■ Required task:
Images do not belong in the copy. Retype all the entries below exactly.

■ Task input:
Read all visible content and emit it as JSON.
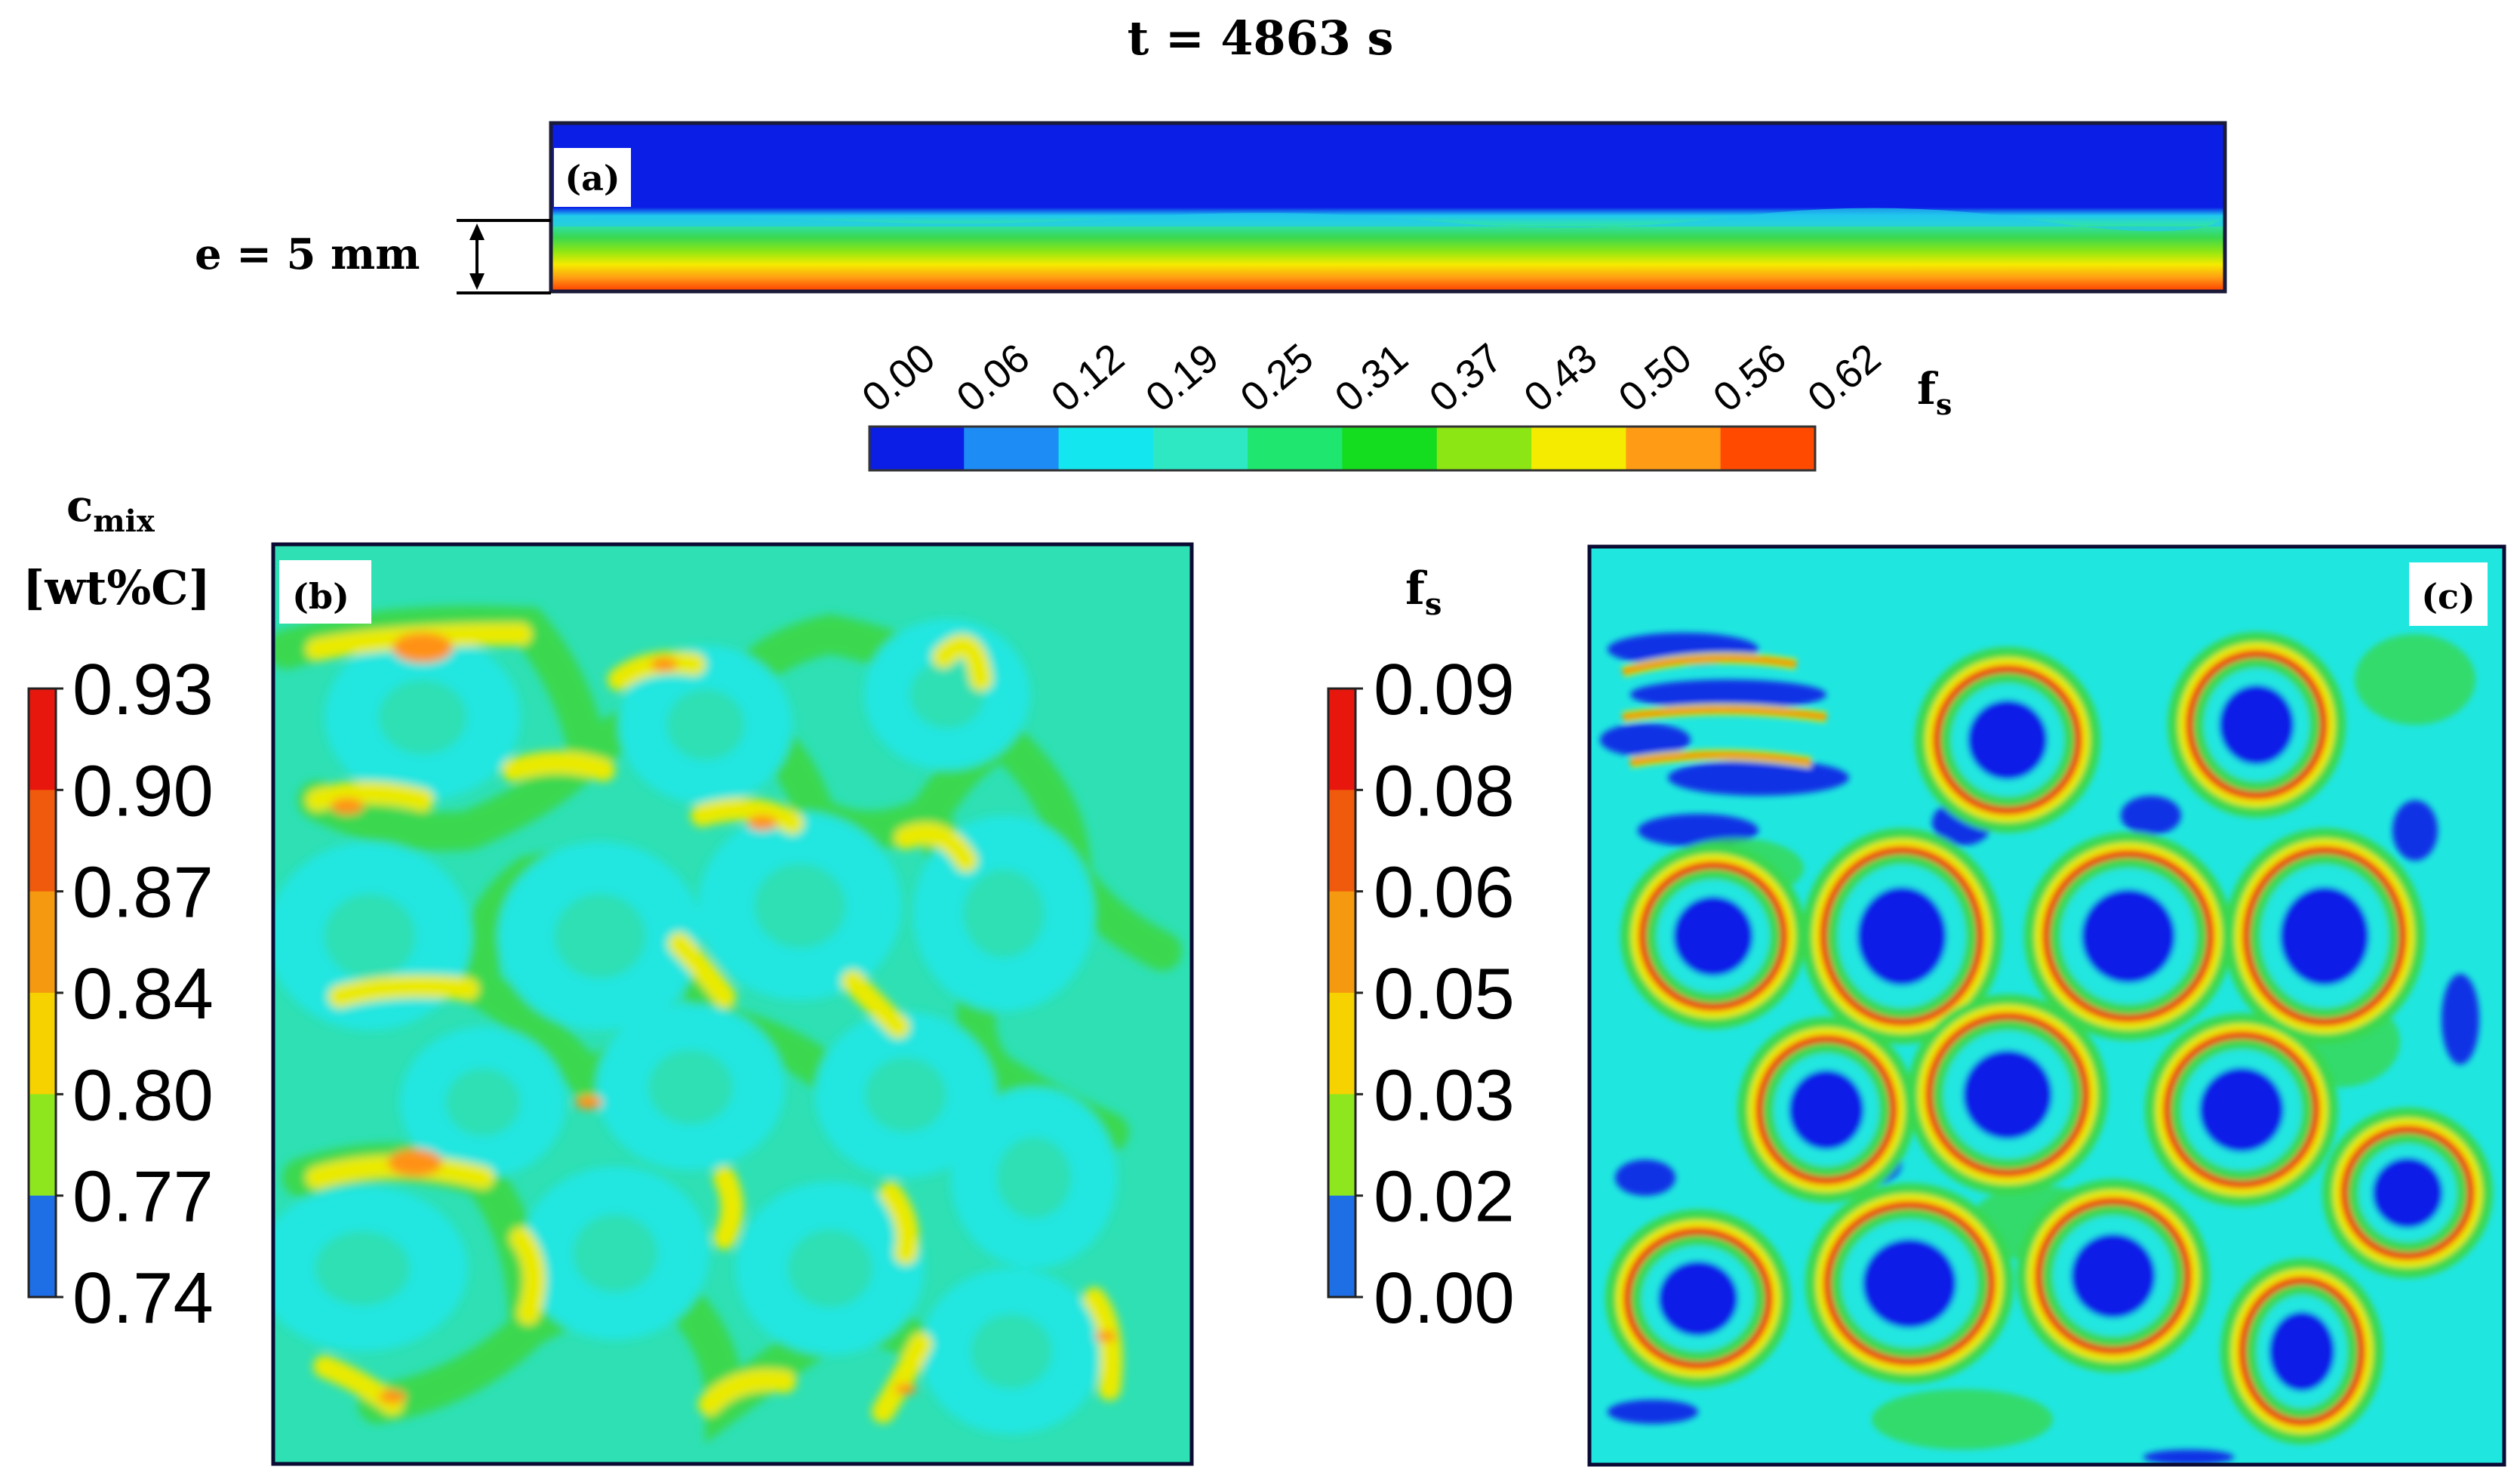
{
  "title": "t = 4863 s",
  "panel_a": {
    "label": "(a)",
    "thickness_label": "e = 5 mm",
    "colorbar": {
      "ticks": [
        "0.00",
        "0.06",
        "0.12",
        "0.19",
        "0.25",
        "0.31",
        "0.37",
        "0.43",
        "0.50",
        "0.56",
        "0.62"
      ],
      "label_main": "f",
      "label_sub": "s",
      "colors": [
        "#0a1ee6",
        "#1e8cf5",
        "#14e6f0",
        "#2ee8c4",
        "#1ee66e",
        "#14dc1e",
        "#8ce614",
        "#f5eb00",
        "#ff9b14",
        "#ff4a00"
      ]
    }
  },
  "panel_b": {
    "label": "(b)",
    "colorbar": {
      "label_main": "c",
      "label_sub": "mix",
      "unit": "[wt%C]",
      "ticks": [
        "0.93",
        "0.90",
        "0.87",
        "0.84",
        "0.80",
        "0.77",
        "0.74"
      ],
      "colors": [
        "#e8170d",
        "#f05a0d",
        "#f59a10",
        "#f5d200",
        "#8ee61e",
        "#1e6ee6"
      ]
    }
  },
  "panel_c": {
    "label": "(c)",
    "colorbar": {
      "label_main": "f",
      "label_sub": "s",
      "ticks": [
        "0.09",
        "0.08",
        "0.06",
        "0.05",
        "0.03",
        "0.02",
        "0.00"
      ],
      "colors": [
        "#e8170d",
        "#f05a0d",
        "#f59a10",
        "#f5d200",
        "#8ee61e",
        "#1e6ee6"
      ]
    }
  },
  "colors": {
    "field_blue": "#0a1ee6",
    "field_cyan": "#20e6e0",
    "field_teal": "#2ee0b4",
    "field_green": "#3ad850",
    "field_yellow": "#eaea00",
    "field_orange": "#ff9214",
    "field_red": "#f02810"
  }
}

■ Response to this exercise:
Read all visible content and emit it as JSON.
{
  "title": "t = 4863 s",
  "panel_a": {
    "label": "(a)",
    "thickness_label": "e = 5 mm",
    "colorbar": {
      "ticks": [
        "0.00",
        "0.06",
        "0.12",
        "0.19",
        "0.25",
        "0.31",
        "0.37",
        "0.43",
        "0.50",
        "0.56",
        "0.62"
      ],
      "label_main": "f",
      "label_sub": "s",
      "colors": [
        "#0a1ee6",
        "#1e8cf5",
        "#14e6f0",
        "#2ee8c4",
        "#1ee66e",
        "#14dc1e",
        "#8ce614",
        "#f5eb00",
        "#ff9b14",
        "#ff4a00"
      ]
    }
  },
  "panel_b": {
    "label": "(b)",
    "colorbar": {
      "label_main": "c",
      "label_sub": "mix",
      "unit": "[wt%C]",
      "ticks": [
        "0.93",
        "0.90",
        "0.87",
        "0.84",
        "0.80",
        "0.77",
        "0.74"
      ],
      "colors": [
        "#e8170d",
        "#f05a0d",
        "#f59a10",
        "#f5d200",
        "#8ee61e",
        "#1e6ee6"
      ]
    }
  },
  "panel_c": {
    "label": "(c)",
    "colorbar": {
      "label_main": "f",
      "label_sub": "s",
      "ticks": [
        "0.09",
        "0.08",
        "0.06",
        "0.05",
        "0.03",
        "0.02",
        "0.00"
      ],
      "colors": [
        "#e8170d",
        "#f05a0d",
        "#f59a10",
        "#f5d200",
        "#8ee61e",
        "#1e6ee6"
      ]
    }
  },
  "colors": {
    "field_blue": "#0a1ee6",
    "field_cyan": "#20e6e0",
    "field_teal": "#2ee0b4",
    "field_green": "#3ad850",
    "field_yellow": "#eaea00",
    "field_orange": "#ff9214",
    "field_red": "#f02810"
  }
}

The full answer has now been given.